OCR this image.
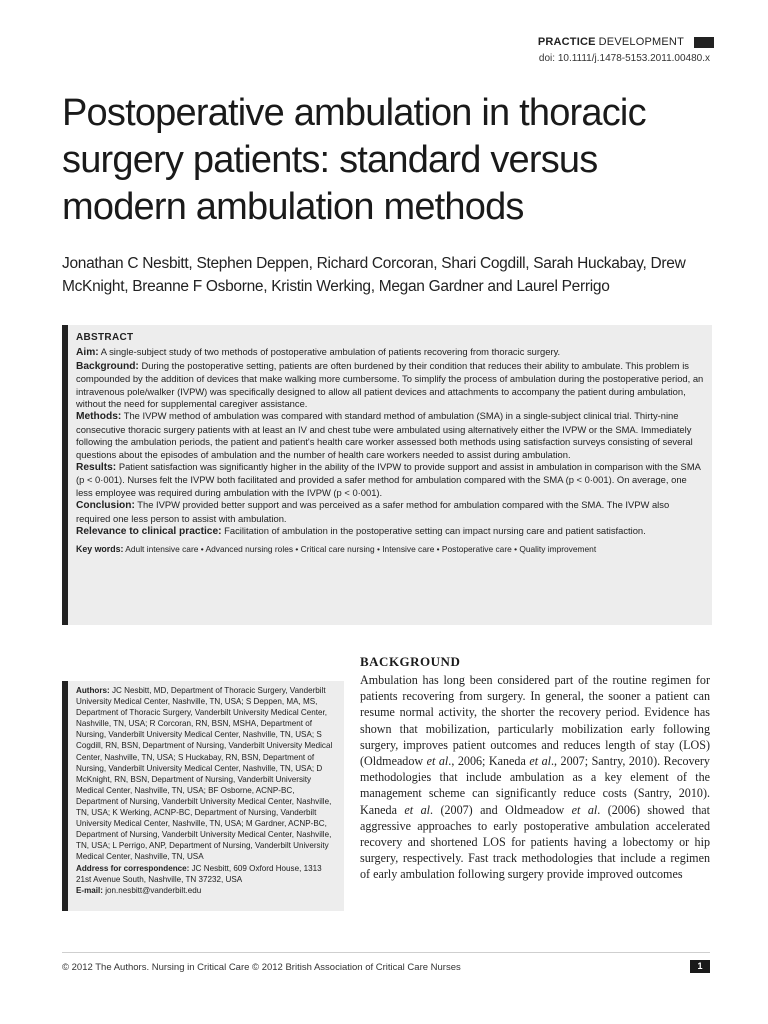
PRACTICE DEVELOPMENT
doi: 10.1111/j.1478-5153.2011.00480.x
Postoperative ambulation in thoracic surgery patients: standard versus modern ambulation methods
Jonathan C Nesbitt, Stephen Deppen, Richard Corcoran, Shari Cogdill, Sarah Huckabay, Drew McKnight, Breanne F Osborne, Kristin Werking, Megan Gardner and Laurel Perrigo
ABSTRACT

Aim: A single-subject study of two methods of postoperative ambulation of patients recovering from thoracic surgery.

Background: During the postoperative setting, patients are often burdened by their condition that reduces their ability to ambulate. This problem is compounded by the addition of devices that make walking more cumbersome. To simplify the process of ambulation during the postoperative period, an intravenous pole/walker (IVPW) was specifically designed to allow all patient devices and attachments to accompany the patient during ambulation, without the need for supplemental caregiver assistance.

Methods: The IVPW method of ambulation was compared with standard method of ambulation (SMA) in a single-subject clinical trial. Thirty-nine consecutive thoracic surgery patients with at least an IV and chest tube were ambulated using alternatively either the IVPW or the SMA. Immediately following the ambulation periods, the patient and patient's health care worker assessed both methods using satisfaction surveys consisting of several questions about the episodes of ambulation and the number of health care workers needed to assist during ambulation.

Results: Patient satisfaction was significantly higher in the ability of the IVPW to provide support and assist in ambulation in comparison with the SMA (p < 0·001). Nurses felt the IVPW both facilitated and provided a safer method for ambulation compared with the SMA (p < 0·001). On average, one less employee was required during ambulation with the IVPW (p < 0·001).

Conclusion: The IVPW provided better support and was perceived as a safer method for ambulation compared with the SMA. The IVPW also required one less person to assist with ambulation.

Relevance to clinical practice: Facilitation of ambulation in the postoperative setting can impact nursing care and patient satisfaction.

Key words: Adult intensive care • Advanced nursing roles • Critical care nursing • Intensive care • Postoperative care • Quality improvement

Authors: JC Nesbitt, MD, Department of Thoracic Surgery, Vanderbilt University Medical Center, Nashville, TN, USA; S Deppen, MA, MS, Department of Thoracic Surgery, Vanderbilt University Medical Center, Nashville, TN, USA; R Corcoran, RN, BSN, MSHA, Department of Nursing, Vanderbilt University Medical Center, Nashville, TN, USA; S Cogdill, RN, BSN, Department of Nursing, Vanderbilt University Medical Center, Nashville, TN, USA; S Huckabay, RN, BSN, Department of Nursing, Vanderbilt University Medical Center, Nashville, TN, USA; D McKnight, RN, BSN, Department of Nursing, Vanderbilt University Medical Center, Nashville, TN, USA; BF Osborne, ACNP-BC, Department of Nursing, Vanderbilt University Medical Center, Nashville, TN, USA; K Werking, ACNP-BC, Department of Nursing, Vanderbilt University Medical Center, Nashville, TN, USA; M Gardner, ACNP-BC, Department of Nursing, Vanderbilt University Medical Center, Nashville, TN, USA; L Perrigo, ANP, Department of Nursing, Vanderbilt University Medical Center, Nashville, TN, USA

Address for correspondence: JC Nesbitt, 609 Oxford House, 1313 21st Avenue South, Nashville, TN 37232, USA

E-mail: jon.nesbitt@vanderbilt.edu

BACKGROUND

Ambulation has long been considered part of the routine regimen for patients recovering from surgery. In general, the sooner a patient can resume normal activity, the shorter the recovery period. Evidence has shown that mobilization, particularly mobilization early following surgery, improves patient outcomes and reduces length of stay (LOS) (Oldmeadow et al., 2006; Kaneda et al., 2007; Santry, 2010). Recovery methodologies that include ambulation as a key element of the management scheme can significantly reduce costs (Santry, 2010). Kaneda et al. (2007) and Oldmeadow et al. (2006) showed that aggressive approaches to early postoperative ambulation accelerated recovery and shortened LOS for patients having a lobectomy or hip surgery, respectively. Fast track methodologies that include a regimen of early ambulation following surgery provide improved outcomes

© 2012 The Authors. Nursing in Critical Care © 2012 British Association of Critical Care Nurses	1
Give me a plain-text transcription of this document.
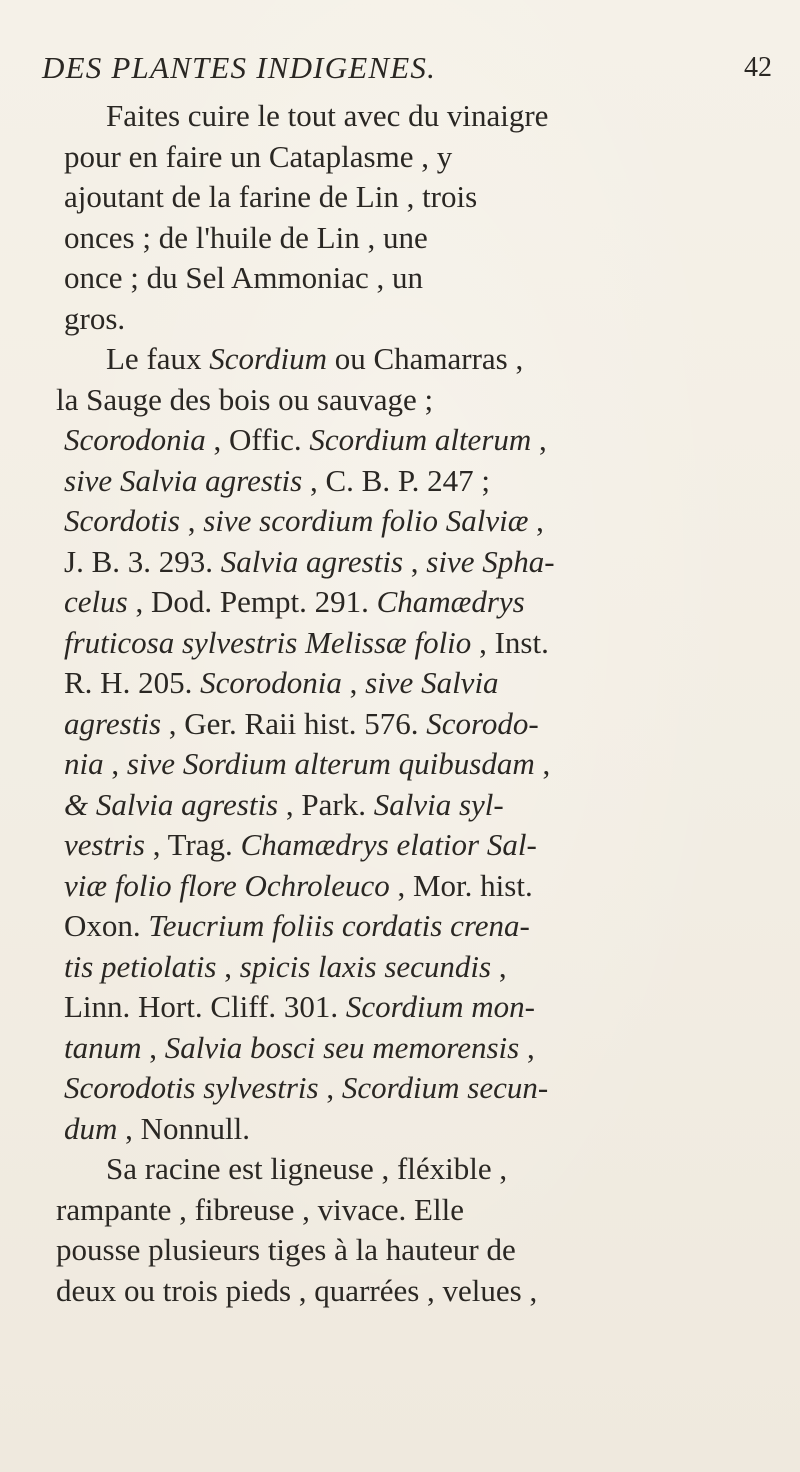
DES PLANTES INDIGENES.	42
Faites cuire le tout avec du vinaigre
pour en faire un Cataplasme , y
ajoutant de la farine de Lin , trois
onces ; de l'huile de Lin , une
once ; du Sel Ammoniac , un
gros.
Le faux Scordium ou Chamarras ,
la Sauge des bois ou sauvage ;
Scorodonia , Offic. Scordium alterum ,
sive Salvia agrestis , C. B. P. 247 ;
Scordotis , sive scordium folio Salviæ ,
J. B. 3. 293. Salvia agrestis , sive Spha-
celus , Dod. Pempt. 291. Chamædrys
fruticosa sylvestris Melissæ folio , Inst.
R. H. 205. Scorodonia , sive Salvia
agrestis , Ger. Raii hist. 576. Scorodo-
nia , sive Sordium alterum quibusdam ,
& Salvia agrestis , Park. Salvia syl-
vestris , Trag. Chamædrys elatior Sal-
viæ folio flore Ochroleuco , Mor. hist.
Oxon. Teucrium foliis cordatis crena-
tis petiolatis , spicis laxis secundis ,
Linn. Hort. Cliff. 301. Scordium mon-
tanum , Salvia bosci seu memorensis ,
Scorodotis sylvestris , Scordium secun-
dum , Nonnull.
Sa racine est ligneuse , fléxible ,
rampante , fibreuse , vivace. Elle
pousse plusieurs tiges à la hauteur de
deux ou trois pieds , quarrées , velues ,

# Task to complete
Excluding the pictures, restate word for word the lines from the one that holds "Give me a plain-text" through the last line of the entries, both ends included.

# Completed task
Give me a plain-text transcription of this document.
DES PLANTES INDIGENES.	42
Faites cuire le tout avec du vinaigre
pour en faire un Cataplasme , y
ajoutant de la farine de Lin , trois
onces ; de l'huile de Lin , une
once ; du Sel Ammoniac , un
gros.
Le faux Scordium ou Chamarras ,
la Sauge des bois ou sauvage ;
Scorodonia , Offic. Scordium alterum ,
sive Salvia agrestis , C. B. P. 247 ;
Scordotis , sive scordium folio Salviæ ,
J. B. 3. 293. Salvia agrestis , sive Spha-
celus , Dod. Pempt. 291. Chamædrys
fruticosa sylvestris Melissæ folio , Inst.
R. H. 205. Scorodonia , sive Salvia
agrestis , Ger. Raii hist. 576. Scorodo-
nia , sive Sordium alterum quibusdam ,
& Salvia agrestis , Park. Salvia syl-
vestris , Trag. Chamædrys elatior Sal-
viæ folio flore Ochroleuco , Mor. hist.
Oxon. Teucrium foliis cordatis crena-
tis petiolatis , spicis laxis secundis ,
Linn. Hort. Cliff. 301. Scordium mon-
tanum , Salvia bosci seu memorensis ,
Scorodotis sylvestris , Scordium secun-
dum , Nonnull.
Sa racine est ligneuse , fléxible ,
rampante , fibreuse , vivace. Elle
pousse plusieurs tiges à la hauteur de
deux ou trois pieds , quarrées , velues ,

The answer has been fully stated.